Dataset entries
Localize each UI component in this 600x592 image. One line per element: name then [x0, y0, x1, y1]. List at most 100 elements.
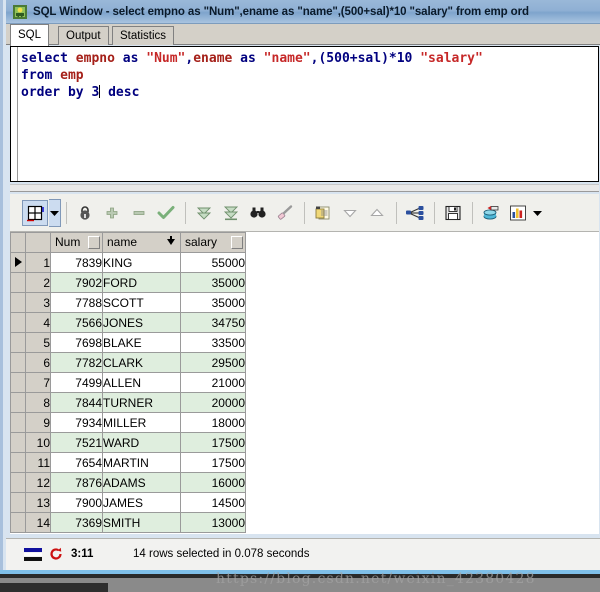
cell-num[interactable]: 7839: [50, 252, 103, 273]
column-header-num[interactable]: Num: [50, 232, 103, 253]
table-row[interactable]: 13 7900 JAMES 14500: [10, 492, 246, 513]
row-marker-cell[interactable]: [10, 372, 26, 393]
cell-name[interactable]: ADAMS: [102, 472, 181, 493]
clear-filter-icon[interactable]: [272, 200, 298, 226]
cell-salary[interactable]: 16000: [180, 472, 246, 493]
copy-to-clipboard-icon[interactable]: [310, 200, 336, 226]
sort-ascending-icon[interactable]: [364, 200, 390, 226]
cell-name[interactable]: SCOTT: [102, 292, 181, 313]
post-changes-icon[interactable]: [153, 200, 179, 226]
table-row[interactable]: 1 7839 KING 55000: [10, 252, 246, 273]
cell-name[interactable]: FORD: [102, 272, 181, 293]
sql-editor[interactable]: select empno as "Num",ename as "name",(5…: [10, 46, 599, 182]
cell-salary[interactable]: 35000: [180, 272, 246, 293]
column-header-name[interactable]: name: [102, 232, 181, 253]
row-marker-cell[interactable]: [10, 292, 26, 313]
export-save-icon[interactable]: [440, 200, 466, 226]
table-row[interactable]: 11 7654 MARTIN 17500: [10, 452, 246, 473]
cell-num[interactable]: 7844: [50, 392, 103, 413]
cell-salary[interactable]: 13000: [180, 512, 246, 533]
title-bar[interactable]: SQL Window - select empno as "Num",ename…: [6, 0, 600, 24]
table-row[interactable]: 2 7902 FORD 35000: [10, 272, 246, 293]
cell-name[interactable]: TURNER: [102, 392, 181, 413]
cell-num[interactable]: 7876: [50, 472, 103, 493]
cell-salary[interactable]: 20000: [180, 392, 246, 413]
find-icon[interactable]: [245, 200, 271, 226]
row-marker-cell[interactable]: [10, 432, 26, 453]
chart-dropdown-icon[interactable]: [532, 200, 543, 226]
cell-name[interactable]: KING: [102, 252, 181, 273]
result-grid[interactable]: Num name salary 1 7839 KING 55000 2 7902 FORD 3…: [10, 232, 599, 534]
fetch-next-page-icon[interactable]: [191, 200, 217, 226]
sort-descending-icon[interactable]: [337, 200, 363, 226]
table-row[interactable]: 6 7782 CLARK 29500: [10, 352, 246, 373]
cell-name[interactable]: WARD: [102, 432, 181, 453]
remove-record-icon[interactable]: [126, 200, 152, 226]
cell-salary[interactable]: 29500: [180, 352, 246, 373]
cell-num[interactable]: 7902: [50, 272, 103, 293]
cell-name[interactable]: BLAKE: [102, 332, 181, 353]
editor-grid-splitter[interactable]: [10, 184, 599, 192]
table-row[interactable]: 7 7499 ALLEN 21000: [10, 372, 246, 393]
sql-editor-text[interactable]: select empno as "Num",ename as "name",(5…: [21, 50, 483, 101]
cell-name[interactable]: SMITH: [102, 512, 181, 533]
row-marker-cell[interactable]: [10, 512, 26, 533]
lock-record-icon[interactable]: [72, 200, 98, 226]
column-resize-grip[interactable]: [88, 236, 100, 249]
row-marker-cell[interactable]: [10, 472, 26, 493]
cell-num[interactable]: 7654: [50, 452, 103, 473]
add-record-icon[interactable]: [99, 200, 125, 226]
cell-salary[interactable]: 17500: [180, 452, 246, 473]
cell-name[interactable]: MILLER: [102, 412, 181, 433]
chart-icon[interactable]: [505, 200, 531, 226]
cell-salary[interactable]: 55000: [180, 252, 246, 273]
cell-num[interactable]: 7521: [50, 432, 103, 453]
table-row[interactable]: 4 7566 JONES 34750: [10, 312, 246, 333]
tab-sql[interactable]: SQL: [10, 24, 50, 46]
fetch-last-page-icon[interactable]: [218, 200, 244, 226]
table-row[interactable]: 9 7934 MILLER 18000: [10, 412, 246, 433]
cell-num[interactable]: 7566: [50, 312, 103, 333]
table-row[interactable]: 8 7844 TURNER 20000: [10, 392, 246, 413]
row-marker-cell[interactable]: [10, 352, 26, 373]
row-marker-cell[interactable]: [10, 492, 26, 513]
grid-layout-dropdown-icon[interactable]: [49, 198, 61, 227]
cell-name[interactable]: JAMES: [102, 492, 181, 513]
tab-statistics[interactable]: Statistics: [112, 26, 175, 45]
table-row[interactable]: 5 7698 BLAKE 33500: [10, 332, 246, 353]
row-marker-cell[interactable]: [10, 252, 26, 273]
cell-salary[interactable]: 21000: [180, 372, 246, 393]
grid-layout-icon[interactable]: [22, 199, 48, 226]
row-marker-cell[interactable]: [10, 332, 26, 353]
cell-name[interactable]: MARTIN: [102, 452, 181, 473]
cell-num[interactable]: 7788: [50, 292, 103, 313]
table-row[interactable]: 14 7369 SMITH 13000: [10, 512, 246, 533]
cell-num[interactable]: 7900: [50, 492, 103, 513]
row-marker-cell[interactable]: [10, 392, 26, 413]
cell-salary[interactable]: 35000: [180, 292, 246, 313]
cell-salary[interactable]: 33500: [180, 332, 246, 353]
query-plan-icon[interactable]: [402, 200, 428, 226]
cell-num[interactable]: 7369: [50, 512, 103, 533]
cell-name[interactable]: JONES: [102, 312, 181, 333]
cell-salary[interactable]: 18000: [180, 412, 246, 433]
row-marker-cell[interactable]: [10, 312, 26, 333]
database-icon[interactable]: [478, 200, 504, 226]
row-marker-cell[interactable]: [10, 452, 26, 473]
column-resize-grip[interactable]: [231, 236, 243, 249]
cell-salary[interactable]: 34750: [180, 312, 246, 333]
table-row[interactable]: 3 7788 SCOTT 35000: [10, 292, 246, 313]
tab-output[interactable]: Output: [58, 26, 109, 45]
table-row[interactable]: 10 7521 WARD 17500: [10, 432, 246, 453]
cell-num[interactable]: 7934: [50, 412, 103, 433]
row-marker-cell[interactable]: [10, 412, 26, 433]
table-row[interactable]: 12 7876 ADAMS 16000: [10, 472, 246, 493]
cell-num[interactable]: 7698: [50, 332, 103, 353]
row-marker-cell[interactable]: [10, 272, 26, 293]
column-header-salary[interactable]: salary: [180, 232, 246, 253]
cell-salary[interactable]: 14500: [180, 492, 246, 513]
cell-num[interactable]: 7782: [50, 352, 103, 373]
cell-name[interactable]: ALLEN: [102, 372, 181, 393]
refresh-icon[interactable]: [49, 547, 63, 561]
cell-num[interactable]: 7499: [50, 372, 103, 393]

--

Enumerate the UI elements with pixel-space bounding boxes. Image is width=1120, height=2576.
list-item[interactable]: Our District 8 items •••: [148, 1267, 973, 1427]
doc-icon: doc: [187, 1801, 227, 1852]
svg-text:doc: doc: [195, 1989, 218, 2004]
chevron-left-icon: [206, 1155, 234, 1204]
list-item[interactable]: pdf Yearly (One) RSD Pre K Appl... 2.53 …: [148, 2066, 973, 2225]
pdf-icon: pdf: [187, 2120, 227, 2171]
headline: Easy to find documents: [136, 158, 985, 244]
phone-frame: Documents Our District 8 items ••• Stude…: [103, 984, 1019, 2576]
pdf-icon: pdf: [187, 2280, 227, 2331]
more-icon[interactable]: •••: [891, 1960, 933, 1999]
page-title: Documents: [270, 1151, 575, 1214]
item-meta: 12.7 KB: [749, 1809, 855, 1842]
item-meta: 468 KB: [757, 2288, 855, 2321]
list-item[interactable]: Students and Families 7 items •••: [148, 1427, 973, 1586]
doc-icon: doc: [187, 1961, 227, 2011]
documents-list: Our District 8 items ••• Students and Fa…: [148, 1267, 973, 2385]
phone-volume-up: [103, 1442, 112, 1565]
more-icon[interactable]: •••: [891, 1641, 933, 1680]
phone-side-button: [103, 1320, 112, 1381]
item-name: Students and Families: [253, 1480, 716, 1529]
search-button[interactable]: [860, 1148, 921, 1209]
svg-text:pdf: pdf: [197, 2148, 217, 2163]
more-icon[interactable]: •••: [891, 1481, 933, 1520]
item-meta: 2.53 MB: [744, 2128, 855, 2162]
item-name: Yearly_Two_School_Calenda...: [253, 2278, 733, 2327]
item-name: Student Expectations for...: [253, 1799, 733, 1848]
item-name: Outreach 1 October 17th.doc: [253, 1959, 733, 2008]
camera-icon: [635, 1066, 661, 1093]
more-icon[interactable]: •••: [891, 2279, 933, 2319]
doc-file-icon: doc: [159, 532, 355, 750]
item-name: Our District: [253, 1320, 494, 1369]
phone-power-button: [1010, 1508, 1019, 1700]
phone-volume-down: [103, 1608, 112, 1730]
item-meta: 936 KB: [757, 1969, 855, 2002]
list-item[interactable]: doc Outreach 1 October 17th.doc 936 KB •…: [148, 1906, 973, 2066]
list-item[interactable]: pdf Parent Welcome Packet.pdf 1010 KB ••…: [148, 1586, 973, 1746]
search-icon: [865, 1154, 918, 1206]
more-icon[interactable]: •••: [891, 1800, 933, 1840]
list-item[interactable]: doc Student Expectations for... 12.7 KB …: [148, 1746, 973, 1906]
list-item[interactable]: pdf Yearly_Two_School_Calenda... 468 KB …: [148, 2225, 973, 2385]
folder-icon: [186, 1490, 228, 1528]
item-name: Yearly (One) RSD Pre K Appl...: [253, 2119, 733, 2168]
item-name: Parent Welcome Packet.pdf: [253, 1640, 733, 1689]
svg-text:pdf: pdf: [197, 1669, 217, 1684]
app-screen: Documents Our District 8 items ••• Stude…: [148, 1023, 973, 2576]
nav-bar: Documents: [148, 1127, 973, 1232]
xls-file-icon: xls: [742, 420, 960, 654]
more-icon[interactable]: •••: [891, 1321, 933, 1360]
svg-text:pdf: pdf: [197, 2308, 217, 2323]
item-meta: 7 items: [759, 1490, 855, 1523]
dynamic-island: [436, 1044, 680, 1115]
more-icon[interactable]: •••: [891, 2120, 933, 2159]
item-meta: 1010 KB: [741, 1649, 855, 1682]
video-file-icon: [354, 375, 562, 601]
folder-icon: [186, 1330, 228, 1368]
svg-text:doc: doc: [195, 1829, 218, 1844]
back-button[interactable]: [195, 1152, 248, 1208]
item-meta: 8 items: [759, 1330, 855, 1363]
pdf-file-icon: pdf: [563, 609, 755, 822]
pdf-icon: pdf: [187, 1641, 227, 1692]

§ Aim of the task
Reproduce the data verbatim, from the line with "cell-num[interactable]: 7839: [50, 252, 103, 273]" up to and including the line with "cell-name[interactable]: ADAMS: [102, 472, 181, 493]".

§ The completed task
cell-num[interactable]: 7839: [50, 252, 103, 273]
column-header-num[interactable]: Num: [50, 232, 103, 253]
table-row[interactable]: 13 7900 JAMES 14500: [10, 492, 246, 513]
row-marker-cell[interactable]: [10, 372, 26, 393]
cell-name[interactable]: ADAMS: [102, 472, 181, 493]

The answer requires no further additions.